▶ _Written task_
Skip the pictures and extract all of the lines exactly as written.

(Stored data entries)
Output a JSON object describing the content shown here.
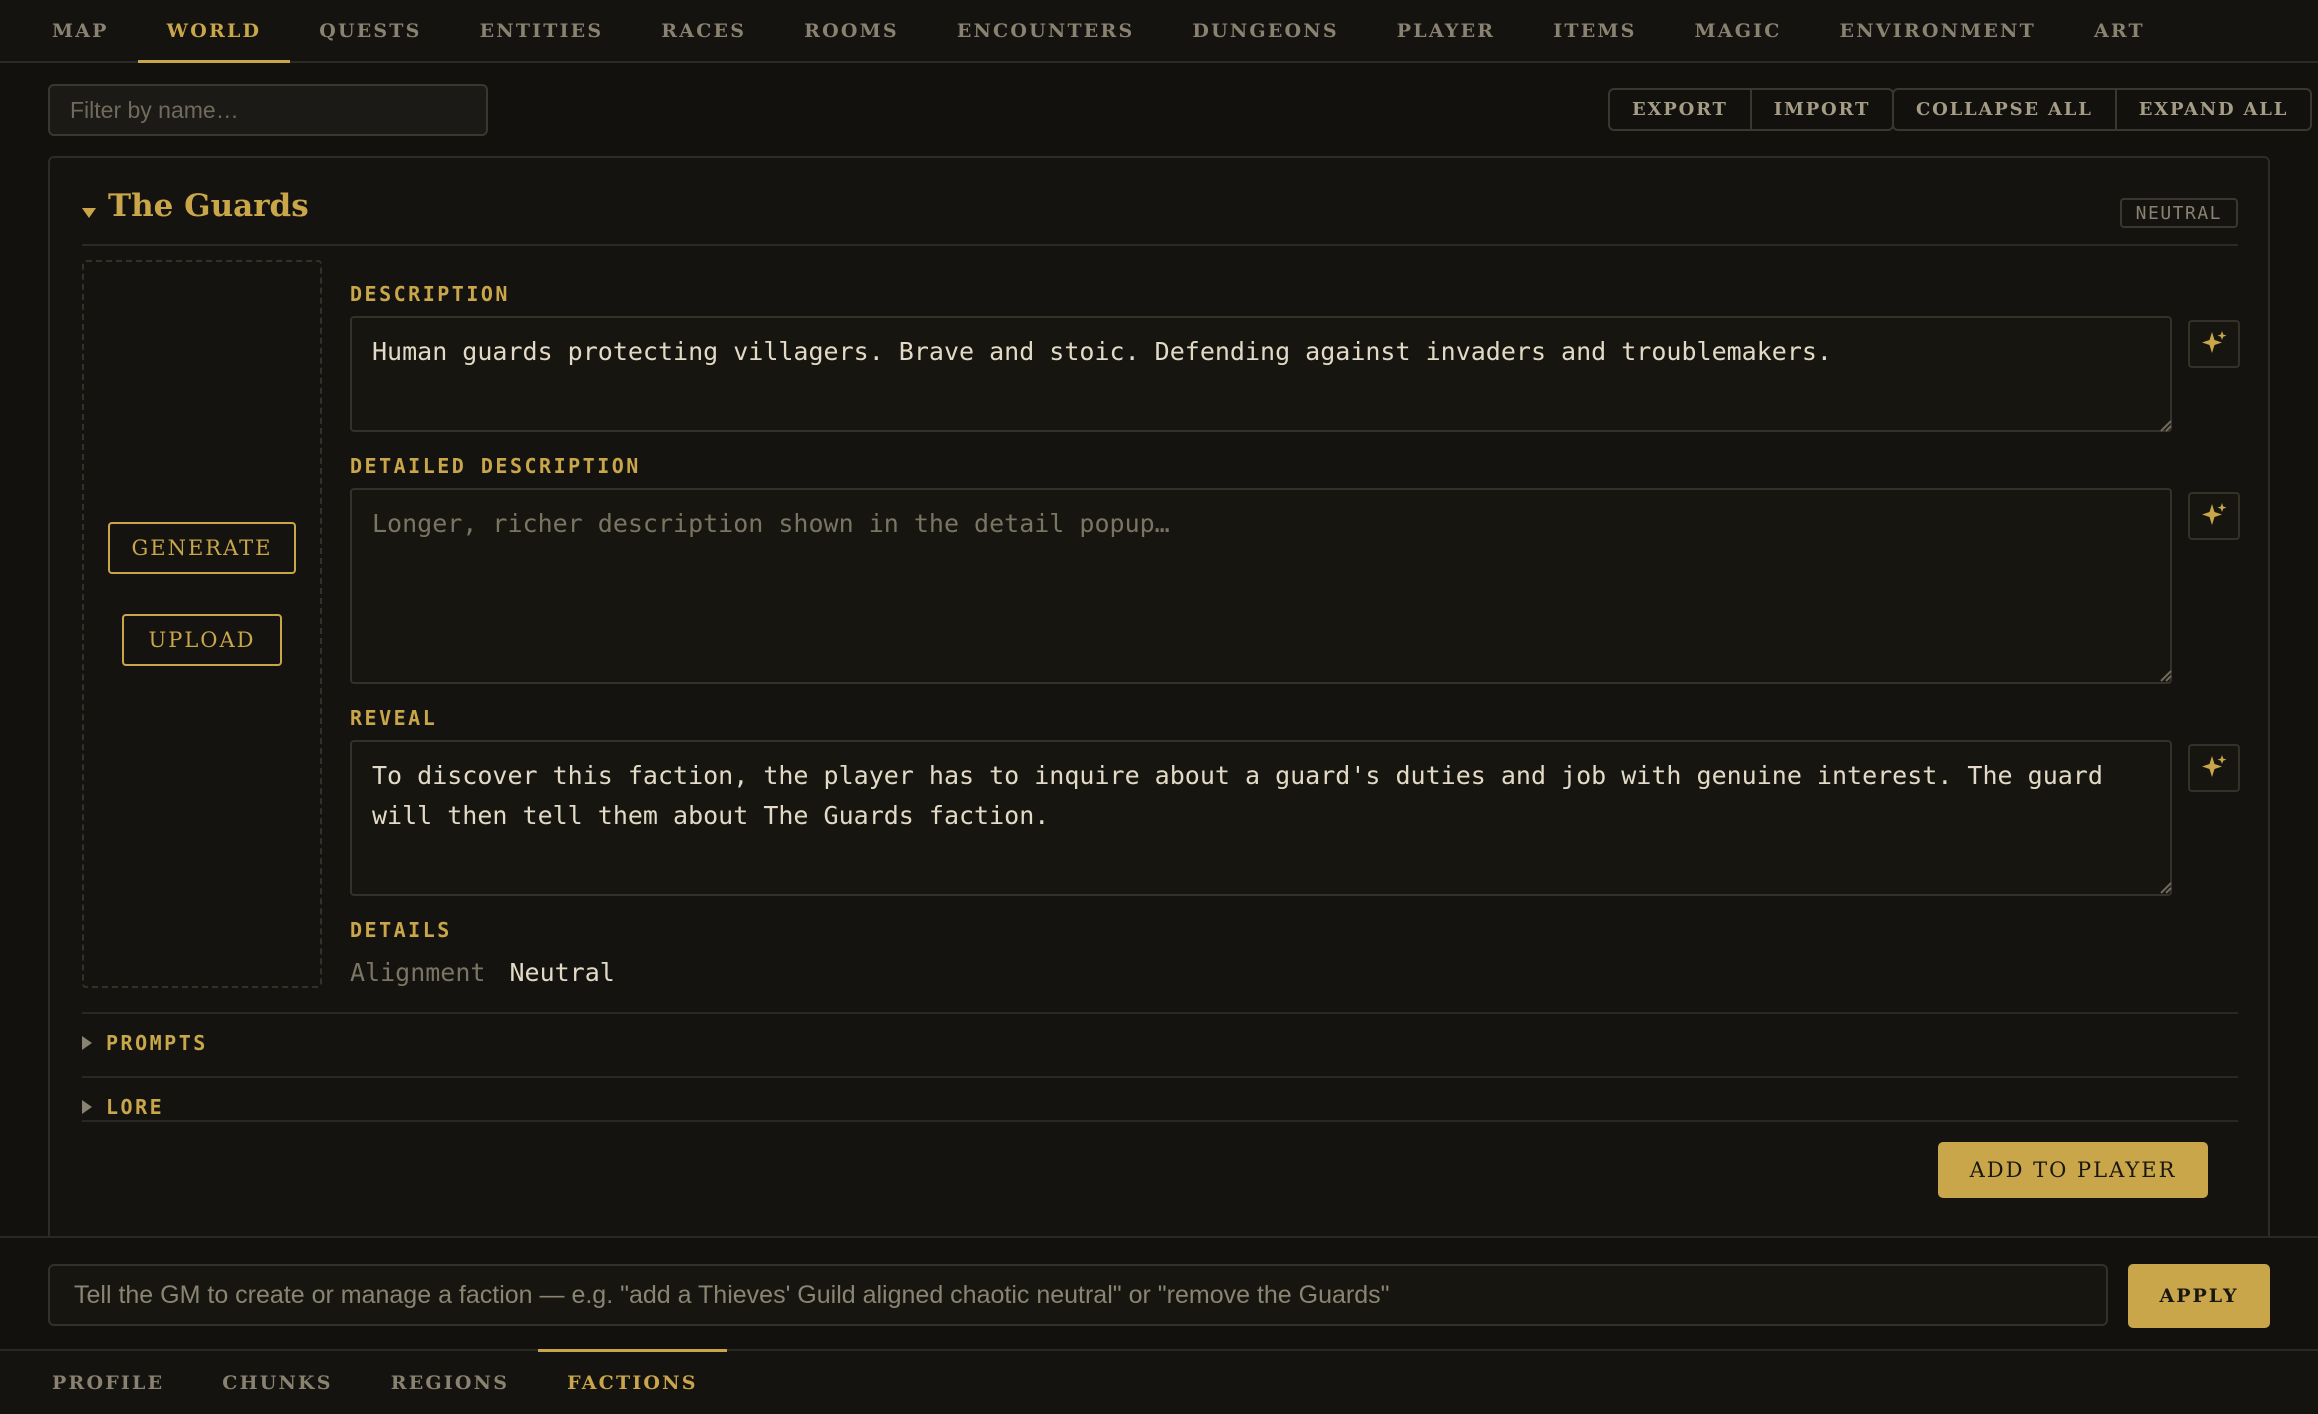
{
  "top_nav": {
    "tabs": [
      {
        "label": "MAP",
        "active": false
      },
      {
        "label": "WORLD",
        "active": true
      },
      {
        "label": "QUESTS",
        "active": false
      },
      {
        "label": "ENTITIES",
        "active": false
      },
      {
        "label": "RACES",
        "active": false
      },
      {
        "label": "ROOMS",
        "active": false
      },
      {
        "label": "ENCOUNTERS",
        "active": false
      },
      {
        "label": "DUNGEONS",
        "active": false
      },
      {
        "label": "PLAYER",
        "active": false
      },
      {
        "label": "ITEMS",
        "active": false
      },
      {
        "label": "MAGIC",
        "active": false
      },
      {
        "label": "ENVIRONMENT",
        "active": false
      },
      {
        "label": "ART",
        "active": false
      }
    ]
  },
  "toolbar": {
    "filter_placeholder": "Filter by name…",
    "export_label": "EXPORT",
    "import_label": "IMPORT",
    "collapse_all_label": "COLLAPSE ALL",
    "expand_all_label": "EXPAND ALL"
  },
  "faction": {
    "title": "The Guards",
    "badge": "NEUTRAL",
    "generate_label": "GENERATE",
    "upload_label": "UPLOAD",
    "description_label": "DESCRIPTION",
    "description_value": "Human guards protecting villagers. Brave and stoic. Defending against invaders and troublemakers.",
    "detailed_description_label": "DETAILED DESCRIPTION",
    "detailed_description_value": "",
    "detailed_description_placeholder": "Longer, richer description shown in the detail popup…",
    "reveal_label": "REVEAL",
    "reveal_value": "To discover this faction, the player has to inquire about a guard's duties and job with genuine interest. The guard will then tell them about The Guards faction.",
    "details_label": "DETAILS",
    "alignment_key": "Alignment",
    "alignment_value": "Neutral",
    "prompts_label": "PROMPTS",
    "lore_label": "LORE",
    "add_to_player_label": "ADD TO PLAYER"
  },
  "command_bar": {
    "placeholder": "Tell the GM to create or manage a faction — e.g. \"add a Thieves' Guild aligned chaotic neutral\" or \"remove the Guards\"",
    "apply_label": "APPLY"
  },
  "bottom_nav": {
    "tabs": [
      {
        "label": "PROFILE",
        "active": false
      },
      {
        "label": "CHUNKS",
        "active": false
      },
      {
        "label": "REGIONS",
        "active": false
      },
      {
        "label": "FACTIONS",
        "active": true
      }
    ]
  },
  "icons": {
    "sparkle": "sparkle-icon",
    "expand": "caret-down-icon",
    "collapse": "caret-right-icon"
  },
  "colors": {
    "accent": "#c9a64a",
    "background": "#12110e",
    "muted_text": "#8a8270"
  }
}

▶ _Written solution_
Output a JSON object describing the content shown here.
{
  "top_nav": {
    "tabs": [
      {
        "label": "MAP",
        "active": false
      },
      {
        "label": "WORLD",
        "active": true
      },
      {
        "label": "QUESTS",
        "active": false
      },
      {
        "label": "ENTITIES",
        "active": false
      },
      {
        "label": "RACES",
        "active": false
      },
      {
        "label": "ROOMS",
        "active": false
      },
      {
        "label": "ENCOUNTERS",
        "active": false
      },
      {
        "label": "DUNGEONS",
        "active": false
      },
      {
        "label": "PLAYER",
        "active": false
      },
      {
        "label": "ITEMS",
        "active": false
      },
      {
        "label": "MAGIC",
        "active": false
      },
      {
        "label": "ENVIRONMENT",
        "active": false
      },
      {
        "label": "ART",
        "active": false
      }
    ]
  },
  "toolbar": {
    "filter_placeholder": "Filter by name…",
    "export_label": "EXPORT",
    "import_label": "IMPORT",
    "collapse_all_label": "COLLAPSE ALL",
    "expand_all_label": "EXPAND ALL"
  },
  "faction": {
    "title": "The Guards",
    "badge": "NEUTRAL",
    "generate_label": "GENERATE",
    "upload_label": "UPLOAD",
    "description_label": "DESCRIPTION",
    "description_value": "Human guards protecting villagers. Brave and stoic. Defending against invaders and troublemakers.",
    "detailed_description_label": "DETAILED DESCRIPTION",
    "detailed_description_value": "",
    "detailed_description_placeholder": "Longer, richer description shown in the detail popup…",
    "reveal_label": "REVEAL",
    "reveal_value": "To discover this faction, the player has to inquire about a guard's duties and job with genuine interest. The guard will then tell them about The Guards faction.",
    "details_label": "DETAILS",
    "alignment_key": "Alignment",
    "alignment_value": "Neutral",
    "prompts_label": "PROMPTS",
    "lore_label": "LORE",
    "add_to_player_label": "ADD TO PLAYER"
  },
  "command_bar": {
    "placeholder": "Tell the GM to create or manage a faction — e.g. \"add a Thieves' Guild aligned chaotic neutral\" or \"remove the Guards\"",
    "apply_label": "APPLY"
  },
  "bottom_nav": {
    "tabs": [
      {
        "label": "PROFILE",
        "active": false
      },
      {
        "label": "CHUNKS",
        "active": false
      },
      {
        "label": "REGIONS",
        "active": false
      },
      {
        "label": "FACTIONS",
        "active": true
      }
    ]
  },
  "icons": {
    "sparkle": "sparkle-icon",
    "expand": "caret-down-icon",
    "collapse": "caret-right-icon"
  },
  "colors": {
    "accent": "#c9a64a",
    "background": "#12110e",
    "muted_text": "#8a8270"
  }
}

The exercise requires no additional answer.